> **Alıntılanan Metin**:
Lezzet, doğru anlaşılırsa gerçek bir hikâyedir

A -
A +

Lezzeti anlamak en basit şekliyle bu lezzeti oluşturan ürünlerin yetiştirildiği toprakları tanımaktan başlıyor. Fabrikasyon olmayan, katkı maddelerinden uzak artizan her lezzet değerlidir...

 

Bir ülkenin geleneksel mutfağı gibi müthiş renkli bir konuyu anlamak ve anlatmak zor bir iş... Öyle ya bilinen hâliyle on dört bin yıllık bir coğrafyanın aslında her noktasına dokunmanızı gerektirecek bir konu hakkında yazmaya çalışıyorsunuz. Evet başlık ANADOLU MUTFAKLARI…

 

Lezzet, doğru anlaşılırsa gerçek bir hikâyedir

 

Ama içerdikleri; Anadolu coğrafyasının sundukları, üzerinde yaşayan halkların alışkanlıkları ve birikimleri... ANADOLU denen ve derin anlamlar taşıyan dipsiz kuyuya elinizi attığınızda içinden çıkılması zor sırlar ve birikimlerle karşılaşıyorsunuz. Anadolu coğrafyası, üzerinde YAŞAYAN KÜLTÜRLER, BU KÜLTÜRLERİN YİYECEK VE İÇECEK ÜRETİM METOTLARI, PİŞİRME TEKNİKLERİ, SOFRALARI, TÖRENLERİ, ÖZEL ANMA GÜNLERİ hepsinden yakalamaya çalışıyoruz. Anadolu ile ilgili bir başlangıç için çok ama çok gerilere gitmemiz gerekiyor.

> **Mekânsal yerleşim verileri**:
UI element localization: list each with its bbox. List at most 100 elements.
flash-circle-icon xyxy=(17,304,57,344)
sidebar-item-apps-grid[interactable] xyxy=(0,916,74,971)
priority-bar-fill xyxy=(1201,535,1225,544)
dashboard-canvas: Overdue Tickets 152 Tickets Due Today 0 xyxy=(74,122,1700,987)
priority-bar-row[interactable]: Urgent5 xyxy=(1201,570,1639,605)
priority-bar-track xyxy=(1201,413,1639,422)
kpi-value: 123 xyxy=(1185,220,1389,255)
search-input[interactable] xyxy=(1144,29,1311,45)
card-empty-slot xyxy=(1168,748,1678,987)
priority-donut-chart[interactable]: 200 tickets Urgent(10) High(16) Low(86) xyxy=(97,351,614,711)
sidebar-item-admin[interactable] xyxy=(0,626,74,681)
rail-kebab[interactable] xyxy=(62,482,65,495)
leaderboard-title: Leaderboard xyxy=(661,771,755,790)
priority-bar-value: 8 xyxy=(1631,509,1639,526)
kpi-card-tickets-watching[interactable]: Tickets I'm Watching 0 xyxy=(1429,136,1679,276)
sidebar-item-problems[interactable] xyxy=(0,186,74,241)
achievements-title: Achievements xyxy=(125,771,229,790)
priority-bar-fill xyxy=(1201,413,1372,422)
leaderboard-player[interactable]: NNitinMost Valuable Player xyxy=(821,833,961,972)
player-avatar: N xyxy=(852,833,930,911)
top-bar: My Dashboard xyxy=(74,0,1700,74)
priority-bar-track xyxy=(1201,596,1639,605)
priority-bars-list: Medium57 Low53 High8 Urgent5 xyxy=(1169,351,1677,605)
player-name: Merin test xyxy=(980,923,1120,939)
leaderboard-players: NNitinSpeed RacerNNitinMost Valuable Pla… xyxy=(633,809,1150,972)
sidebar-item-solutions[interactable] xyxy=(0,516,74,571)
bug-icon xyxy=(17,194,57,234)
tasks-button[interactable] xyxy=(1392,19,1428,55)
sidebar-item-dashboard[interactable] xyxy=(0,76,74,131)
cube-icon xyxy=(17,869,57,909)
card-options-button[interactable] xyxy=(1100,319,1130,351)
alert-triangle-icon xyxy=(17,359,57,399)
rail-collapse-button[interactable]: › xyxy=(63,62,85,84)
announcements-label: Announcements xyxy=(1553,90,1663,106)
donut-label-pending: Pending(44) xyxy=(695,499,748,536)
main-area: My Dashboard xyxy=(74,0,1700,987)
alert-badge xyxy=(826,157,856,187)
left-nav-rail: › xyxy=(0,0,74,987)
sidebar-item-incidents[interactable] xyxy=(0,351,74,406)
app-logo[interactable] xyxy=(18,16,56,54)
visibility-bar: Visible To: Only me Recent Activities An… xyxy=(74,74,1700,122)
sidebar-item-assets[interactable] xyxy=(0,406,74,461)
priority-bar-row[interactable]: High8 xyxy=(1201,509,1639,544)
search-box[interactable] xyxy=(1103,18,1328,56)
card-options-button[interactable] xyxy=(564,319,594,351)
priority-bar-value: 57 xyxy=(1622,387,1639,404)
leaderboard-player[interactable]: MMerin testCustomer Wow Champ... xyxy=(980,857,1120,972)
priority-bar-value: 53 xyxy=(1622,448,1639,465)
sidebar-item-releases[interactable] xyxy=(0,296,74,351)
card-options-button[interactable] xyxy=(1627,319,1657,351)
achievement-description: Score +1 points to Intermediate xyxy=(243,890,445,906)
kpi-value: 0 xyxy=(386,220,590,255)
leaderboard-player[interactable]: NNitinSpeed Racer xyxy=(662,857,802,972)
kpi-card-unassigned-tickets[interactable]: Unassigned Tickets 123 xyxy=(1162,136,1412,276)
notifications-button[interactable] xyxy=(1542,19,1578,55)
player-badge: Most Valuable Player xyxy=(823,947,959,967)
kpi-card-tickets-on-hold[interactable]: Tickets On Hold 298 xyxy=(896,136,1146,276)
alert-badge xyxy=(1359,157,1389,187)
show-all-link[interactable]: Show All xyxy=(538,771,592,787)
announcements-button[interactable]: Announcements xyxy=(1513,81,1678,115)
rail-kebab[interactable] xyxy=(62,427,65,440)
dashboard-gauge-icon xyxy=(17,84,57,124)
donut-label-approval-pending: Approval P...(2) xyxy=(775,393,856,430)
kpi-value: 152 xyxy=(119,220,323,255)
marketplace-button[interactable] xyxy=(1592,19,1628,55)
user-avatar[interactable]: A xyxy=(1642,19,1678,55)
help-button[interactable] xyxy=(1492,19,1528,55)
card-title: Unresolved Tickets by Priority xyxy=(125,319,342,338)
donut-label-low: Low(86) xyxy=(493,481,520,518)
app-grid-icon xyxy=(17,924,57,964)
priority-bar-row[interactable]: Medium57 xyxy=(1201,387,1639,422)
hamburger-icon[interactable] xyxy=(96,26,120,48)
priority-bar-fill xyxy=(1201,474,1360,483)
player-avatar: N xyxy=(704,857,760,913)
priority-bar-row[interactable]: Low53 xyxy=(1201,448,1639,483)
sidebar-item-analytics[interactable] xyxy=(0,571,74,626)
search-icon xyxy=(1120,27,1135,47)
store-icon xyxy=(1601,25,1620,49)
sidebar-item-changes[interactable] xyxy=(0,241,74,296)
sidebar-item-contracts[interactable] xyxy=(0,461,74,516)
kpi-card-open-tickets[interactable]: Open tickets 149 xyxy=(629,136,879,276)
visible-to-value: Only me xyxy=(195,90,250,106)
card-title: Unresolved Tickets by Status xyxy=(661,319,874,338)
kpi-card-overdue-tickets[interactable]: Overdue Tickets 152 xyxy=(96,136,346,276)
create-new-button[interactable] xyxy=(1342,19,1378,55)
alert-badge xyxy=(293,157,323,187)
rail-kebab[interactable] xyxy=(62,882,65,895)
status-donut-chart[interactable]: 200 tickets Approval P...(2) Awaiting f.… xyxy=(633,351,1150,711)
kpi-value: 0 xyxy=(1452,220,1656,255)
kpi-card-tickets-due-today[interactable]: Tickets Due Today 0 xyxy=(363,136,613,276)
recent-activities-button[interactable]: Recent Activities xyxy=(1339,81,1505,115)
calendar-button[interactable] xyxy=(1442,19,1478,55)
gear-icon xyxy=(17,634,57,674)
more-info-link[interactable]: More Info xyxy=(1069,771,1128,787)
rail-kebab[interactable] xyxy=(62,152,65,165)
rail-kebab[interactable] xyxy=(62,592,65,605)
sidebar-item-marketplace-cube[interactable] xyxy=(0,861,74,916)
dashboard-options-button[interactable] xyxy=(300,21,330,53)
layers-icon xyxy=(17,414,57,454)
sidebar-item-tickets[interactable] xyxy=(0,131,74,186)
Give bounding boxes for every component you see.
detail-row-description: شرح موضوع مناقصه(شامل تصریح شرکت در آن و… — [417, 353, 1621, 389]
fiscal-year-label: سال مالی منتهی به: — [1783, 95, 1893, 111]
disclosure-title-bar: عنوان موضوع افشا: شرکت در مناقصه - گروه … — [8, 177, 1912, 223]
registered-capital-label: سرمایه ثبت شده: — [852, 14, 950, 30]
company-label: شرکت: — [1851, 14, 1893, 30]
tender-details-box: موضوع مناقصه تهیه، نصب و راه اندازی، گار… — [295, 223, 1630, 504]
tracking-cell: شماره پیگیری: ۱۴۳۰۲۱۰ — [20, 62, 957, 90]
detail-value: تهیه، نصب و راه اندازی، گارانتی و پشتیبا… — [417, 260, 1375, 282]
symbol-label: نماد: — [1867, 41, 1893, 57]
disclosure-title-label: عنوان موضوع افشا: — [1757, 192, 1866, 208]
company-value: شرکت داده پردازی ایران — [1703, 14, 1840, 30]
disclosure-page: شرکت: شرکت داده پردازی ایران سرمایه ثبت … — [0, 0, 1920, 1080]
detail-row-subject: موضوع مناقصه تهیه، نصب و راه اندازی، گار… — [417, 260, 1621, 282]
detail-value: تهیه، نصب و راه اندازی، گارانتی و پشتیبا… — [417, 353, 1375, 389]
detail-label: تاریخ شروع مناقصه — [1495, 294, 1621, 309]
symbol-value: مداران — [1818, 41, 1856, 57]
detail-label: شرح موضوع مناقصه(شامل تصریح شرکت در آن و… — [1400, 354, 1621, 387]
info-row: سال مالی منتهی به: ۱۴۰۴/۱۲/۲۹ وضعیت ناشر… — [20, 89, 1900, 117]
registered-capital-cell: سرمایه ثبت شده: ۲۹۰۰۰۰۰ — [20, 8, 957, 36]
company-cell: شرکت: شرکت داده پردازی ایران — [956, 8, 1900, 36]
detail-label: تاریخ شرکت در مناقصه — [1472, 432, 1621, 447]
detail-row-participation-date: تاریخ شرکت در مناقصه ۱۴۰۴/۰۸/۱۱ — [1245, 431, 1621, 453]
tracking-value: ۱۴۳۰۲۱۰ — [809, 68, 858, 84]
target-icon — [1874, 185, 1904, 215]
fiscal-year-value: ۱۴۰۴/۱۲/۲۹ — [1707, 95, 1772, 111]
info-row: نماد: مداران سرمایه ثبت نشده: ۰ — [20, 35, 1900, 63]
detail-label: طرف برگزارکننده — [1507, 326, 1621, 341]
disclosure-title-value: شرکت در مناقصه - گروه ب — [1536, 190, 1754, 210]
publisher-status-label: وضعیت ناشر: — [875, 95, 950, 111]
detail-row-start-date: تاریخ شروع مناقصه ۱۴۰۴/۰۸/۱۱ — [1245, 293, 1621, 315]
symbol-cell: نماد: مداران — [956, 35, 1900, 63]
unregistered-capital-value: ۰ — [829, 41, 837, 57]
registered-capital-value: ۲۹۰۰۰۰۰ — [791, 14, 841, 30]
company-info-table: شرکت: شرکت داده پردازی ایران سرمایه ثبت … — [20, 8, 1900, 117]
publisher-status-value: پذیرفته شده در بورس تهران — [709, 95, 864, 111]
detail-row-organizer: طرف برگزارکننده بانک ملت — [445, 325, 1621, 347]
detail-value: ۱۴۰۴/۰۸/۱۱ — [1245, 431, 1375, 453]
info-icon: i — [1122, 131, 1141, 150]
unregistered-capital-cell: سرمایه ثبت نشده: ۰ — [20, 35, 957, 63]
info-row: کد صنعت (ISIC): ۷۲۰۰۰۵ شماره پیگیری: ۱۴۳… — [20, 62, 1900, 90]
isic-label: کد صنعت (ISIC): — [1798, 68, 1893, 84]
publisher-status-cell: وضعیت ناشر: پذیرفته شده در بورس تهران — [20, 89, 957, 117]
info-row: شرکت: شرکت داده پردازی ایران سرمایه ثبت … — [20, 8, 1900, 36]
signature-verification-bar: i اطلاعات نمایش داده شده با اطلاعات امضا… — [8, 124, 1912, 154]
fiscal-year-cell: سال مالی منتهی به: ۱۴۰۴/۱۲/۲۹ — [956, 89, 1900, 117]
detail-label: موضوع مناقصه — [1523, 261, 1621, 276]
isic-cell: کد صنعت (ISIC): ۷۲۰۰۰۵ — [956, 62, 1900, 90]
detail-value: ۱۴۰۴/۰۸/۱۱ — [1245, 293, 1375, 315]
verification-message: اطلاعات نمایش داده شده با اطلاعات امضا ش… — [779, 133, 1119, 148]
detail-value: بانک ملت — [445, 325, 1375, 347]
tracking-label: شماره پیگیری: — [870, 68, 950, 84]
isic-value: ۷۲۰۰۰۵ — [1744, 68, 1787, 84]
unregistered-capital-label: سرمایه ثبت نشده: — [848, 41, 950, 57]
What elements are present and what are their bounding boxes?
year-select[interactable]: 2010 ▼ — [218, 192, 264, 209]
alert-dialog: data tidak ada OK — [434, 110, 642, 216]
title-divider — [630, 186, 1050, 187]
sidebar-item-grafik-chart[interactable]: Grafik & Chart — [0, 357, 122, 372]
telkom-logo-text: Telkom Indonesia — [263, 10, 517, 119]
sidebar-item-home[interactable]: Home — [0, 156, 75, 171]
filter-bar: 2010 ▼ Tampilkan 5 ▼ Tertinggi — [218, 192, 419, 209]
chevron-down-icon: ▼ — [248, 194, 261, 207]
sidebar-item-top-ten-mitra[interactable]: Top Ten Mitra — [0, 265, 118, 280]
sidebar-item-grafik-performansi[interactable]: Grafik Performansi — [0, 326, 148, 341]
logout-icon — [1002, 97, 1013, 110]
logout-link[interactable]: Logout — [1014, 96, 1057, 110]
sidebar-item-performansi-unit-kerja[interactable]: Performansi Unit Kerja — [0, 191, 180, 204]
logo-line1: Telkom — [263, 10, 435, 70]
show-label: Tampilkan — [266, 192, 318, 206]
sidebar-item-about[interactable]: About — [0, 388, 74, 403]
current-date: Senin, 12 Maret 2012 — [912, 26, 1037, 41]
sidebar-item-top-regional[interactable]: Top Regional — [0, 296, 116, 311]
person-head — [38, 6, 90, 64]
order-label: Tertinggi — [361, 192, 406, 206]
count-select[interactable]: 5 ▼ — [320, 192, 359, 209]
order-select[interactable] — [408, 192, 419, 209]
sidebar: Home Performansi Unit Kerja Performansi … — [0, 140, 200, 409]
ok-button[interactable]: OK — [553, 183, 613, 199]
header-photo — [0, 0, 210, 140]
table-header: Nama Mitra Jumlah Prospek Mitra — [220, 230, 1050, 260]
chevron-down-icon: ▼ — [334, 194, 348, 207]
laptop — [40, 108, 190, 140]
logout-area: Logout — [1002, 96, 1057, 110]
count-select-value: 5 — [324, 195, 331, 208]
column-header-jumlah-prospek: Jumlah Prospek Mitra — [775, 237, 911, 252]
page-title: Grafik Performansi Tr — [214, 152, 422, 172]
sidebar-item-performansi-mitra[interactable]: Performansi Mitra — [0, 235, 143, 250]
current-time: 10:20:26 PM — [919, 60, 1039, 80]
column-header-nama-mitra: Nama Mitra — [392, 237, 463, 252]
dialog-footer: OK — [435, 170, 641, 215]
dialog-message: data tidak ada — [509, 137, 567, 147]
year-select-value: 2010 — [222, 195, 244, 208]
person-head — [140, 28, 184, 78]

> **Görevler**:
[1] Aşağıdaki ifadelerin Anadolu mutfakları metniyle uyuşup uyuşmadığını belirtiniz; her biri için evet ya da hayır deyip kararı belirleyen sözleri metinden aynen alıntılayınız. (a) Lezzeti anlamak, lezzeti oluşturan ürünlerin yetiştirildiği toprakları tanımakla başlar. (b) Metne göre yalnızca fabrikasyon ürünlerden elde edilen lezzetler değerlidir. (c) Metinde söz edilen coğrafya, bilinen hâliyle on dört bin yıllıktır.
[2] Anadolu mutfakları metnine göre bir ülkenin geleneksel mutfağını anlamak ve anlatmak neden zor bir iştir? Bir ila üç cümleyle açıklayınız.
[3] Anadolu mutfakları metninden "Bir ülkenin geleneksel" ifadesinden "gerilere gitmemiz gerekiyor." ifadesine kadar olan kısmı aynen aktarınız.

> **Yanıtlar**:
[1]
(a) Evet: "Lezzeti anlamak en basit şekliyle bu lezzeti oluşturan ürünlerin yetiştirildiği toprakları tanımaktan başlıyor."
(b) Hayır: "Fabrikasyon olmayan, katkı maddelerinden uzak artizan her lezzet değerlidir"
(c) Evet: "bilinen hâliyle on dört bin yıllık bir coğrafyanın"

[2] Bu konu hakkında yazmak, bilinen hâliyle on dört bin yıllık bir coğrafyanın aslında her noktasına dokunmayı gerektirir. Bu nedenle metin, bu kadar renkli bir konuyu anlamayı ve anlatmayı zor bir iş olarak nitelendirir.

[3]
Bir ülkenin geleneksel mutfağı gibi müthiş renkli bir konuyu anlamak ve anlatmak zor bir iş... Öyle ya bilinen hâliyle on dört bin yıllık bir coğrafyanın aslında her noktasına dokunmanızı gerektirecek bir konu hakkında yazmaya çalışıyorsunuz. Evet başlık ANADOLU MUTFAKLARI…

 

Lezzet, doğru anlaşılırsa gerçek bir hikâyedir

 

Ama içerdikleri; Anadolu coğrafyasının sundukları, üzerinde yaşayan halkların alışkanlıkları ve birikimleri... ANADOLU denen ve derin anlamlar taşıyan dipsiz kuyuya elinizi attığınızda içinden çıkılması zor sırlar ve birikimlerle karşılaşıyorsunuz. Anadolu coğrafyası, üzerinde YAŞAYAN KÜLTÜRLER, BU KÜLTÜRLERİN YİYECEK VE İÇECEK ÜRETİM METOTLARI, PİŞİRME TEKNİKLERİ, SOFRALARI, TÖRENLERİ, ÖZEL ANMA GÜNLERİ hepsinden yakalamaya çalışıyoruz. Anadolu ile ilgili bir başlangıç için çok ama çok gerilere gitmemiz gerekiyor.